* [What you need to do]:
Single out each line with the word "Bethlehem" and copy it.

Records from a data collection
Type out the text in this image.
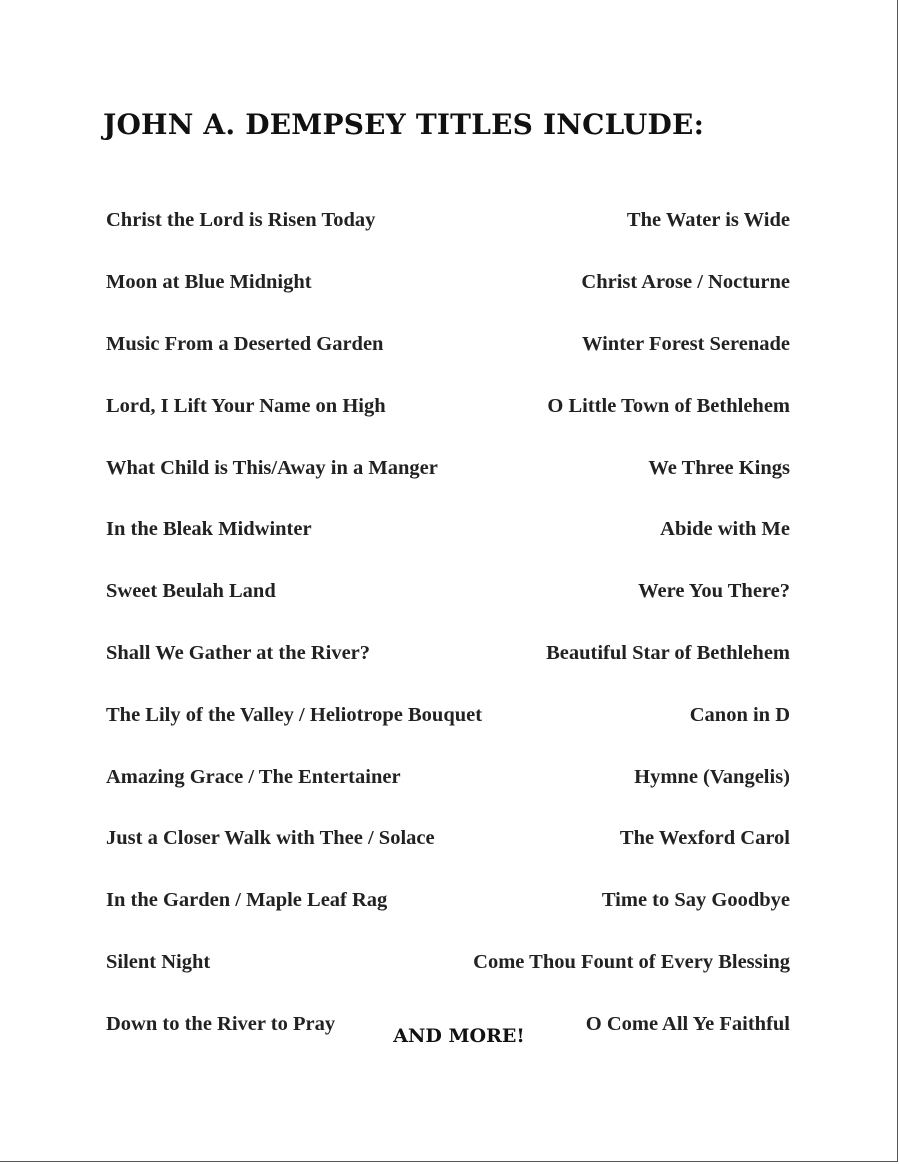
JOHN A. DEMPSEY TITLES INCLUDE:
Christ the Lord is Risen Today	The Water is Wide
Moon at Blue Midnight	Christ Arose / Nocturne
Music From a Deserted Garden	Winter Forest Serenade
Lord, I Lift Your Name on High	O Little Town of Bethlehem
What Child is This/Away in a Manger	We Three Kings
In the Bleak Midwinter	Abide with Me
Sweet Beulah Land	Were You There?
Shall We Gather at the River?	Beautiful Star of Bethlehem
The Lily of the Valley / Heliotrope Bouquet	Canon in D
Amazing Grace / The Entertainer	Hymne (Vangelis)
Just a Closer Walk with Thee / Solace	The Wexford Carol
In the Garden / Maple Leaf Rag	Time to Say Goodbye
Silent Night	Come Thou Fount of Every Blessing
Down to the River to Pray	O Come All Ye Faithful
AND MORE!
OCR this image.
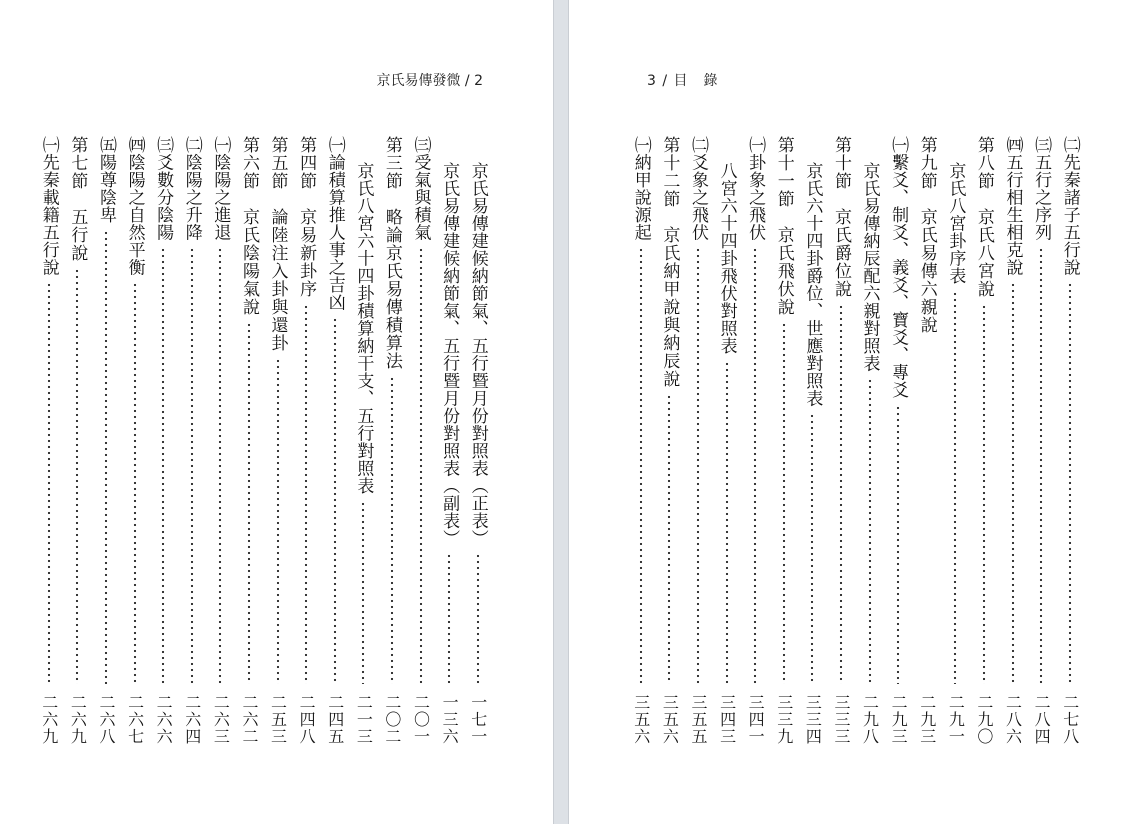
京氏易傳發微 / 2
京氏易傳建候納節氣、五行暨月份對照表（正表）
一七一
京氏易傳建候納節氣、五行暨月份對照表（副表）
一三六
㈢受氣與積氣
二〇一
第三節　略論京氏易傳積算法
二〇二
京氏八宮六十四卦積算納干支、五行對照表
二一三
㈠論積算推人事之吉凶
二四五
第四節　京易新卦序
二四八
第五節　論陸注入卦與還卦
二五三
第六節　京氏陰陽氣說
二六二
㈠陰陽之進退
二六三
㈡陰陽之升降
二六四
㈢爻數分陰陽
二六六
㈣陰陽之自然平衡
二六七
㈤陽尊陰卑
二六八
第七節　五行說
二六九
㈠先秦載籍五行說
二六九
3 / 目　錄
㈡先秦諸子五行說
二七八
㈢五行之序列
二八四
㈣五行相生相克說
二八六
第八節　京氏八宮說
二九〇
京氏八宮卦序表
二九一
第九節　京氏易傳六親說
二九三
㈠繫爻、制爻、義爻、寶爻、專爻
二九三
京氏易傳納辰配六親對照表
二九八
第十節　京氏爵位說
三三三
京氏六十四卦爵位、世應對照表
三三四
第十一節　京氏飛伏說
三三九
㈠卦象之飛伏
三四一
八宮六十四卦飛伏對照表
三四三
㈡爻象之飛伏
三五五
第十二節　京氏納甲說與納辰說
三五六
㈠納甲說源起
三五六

--

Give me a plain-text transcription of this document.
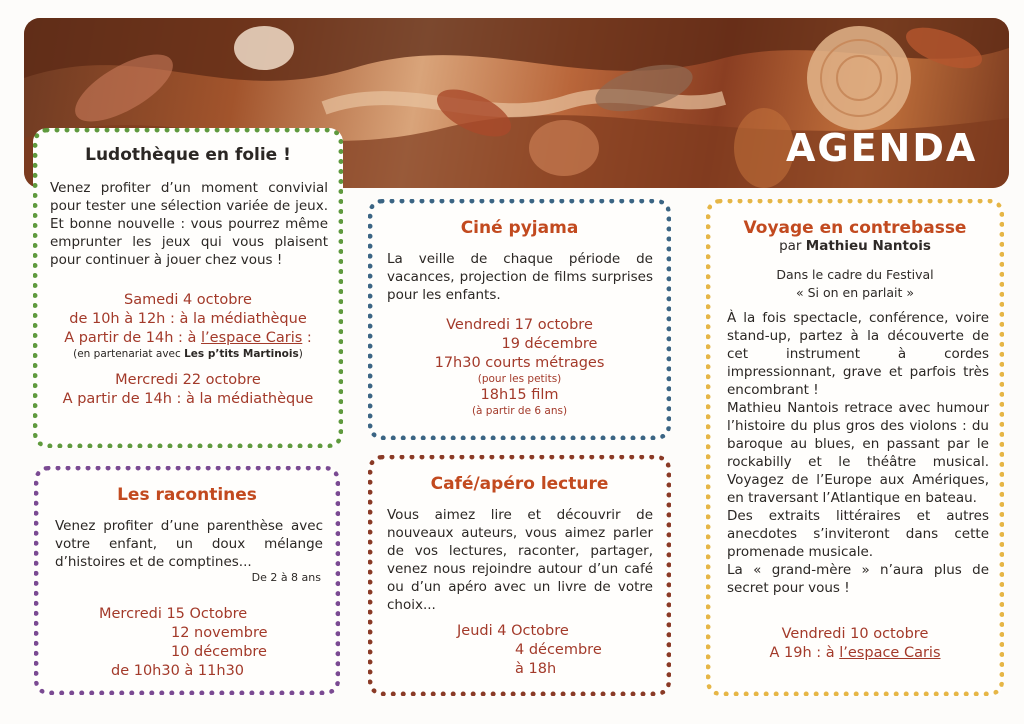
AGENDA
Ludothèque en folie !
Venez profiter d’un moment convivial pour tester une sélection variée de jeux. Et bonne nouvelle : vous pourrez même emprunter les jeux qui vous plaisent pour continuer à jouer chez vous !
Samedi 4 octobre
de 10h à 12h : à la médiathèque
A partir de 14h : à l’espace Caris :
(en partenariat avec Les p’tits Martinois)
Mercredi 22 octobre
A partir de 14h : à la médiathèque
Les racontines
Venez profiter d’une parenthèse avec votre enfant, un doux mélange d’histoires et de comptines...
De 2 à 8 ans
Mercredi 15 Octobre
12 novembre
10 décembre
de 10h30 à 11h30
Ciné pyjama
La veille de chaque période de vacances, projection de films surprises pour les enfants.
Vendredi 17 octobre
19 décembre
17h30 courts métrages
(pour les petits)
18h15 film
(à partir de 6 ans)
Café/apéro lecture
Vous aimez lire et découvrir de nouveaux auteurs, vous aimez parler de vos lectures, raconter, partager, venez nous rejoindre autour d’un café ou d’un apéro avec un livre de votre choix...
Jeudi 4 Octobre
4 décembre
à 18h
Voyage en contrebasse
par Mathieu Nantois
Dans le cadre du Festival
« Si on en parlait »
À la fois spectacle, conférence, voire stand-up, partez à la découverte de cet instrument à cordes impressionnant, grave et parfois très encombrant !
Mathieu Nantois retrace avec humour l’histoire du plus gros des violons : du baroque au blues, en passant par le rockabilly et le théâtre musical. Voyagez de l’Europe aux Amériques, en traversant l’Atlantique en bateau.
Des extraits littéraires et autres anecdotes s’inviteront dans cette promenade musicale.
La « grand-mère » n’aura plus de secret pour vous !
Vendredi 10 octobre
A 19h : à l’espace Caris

* [Output of the exercise]:
Lord, I Lift Your Name on High	O Little Town of Bethlehem
Shall We Gather at the River?	Beautiful Star of Bethlehem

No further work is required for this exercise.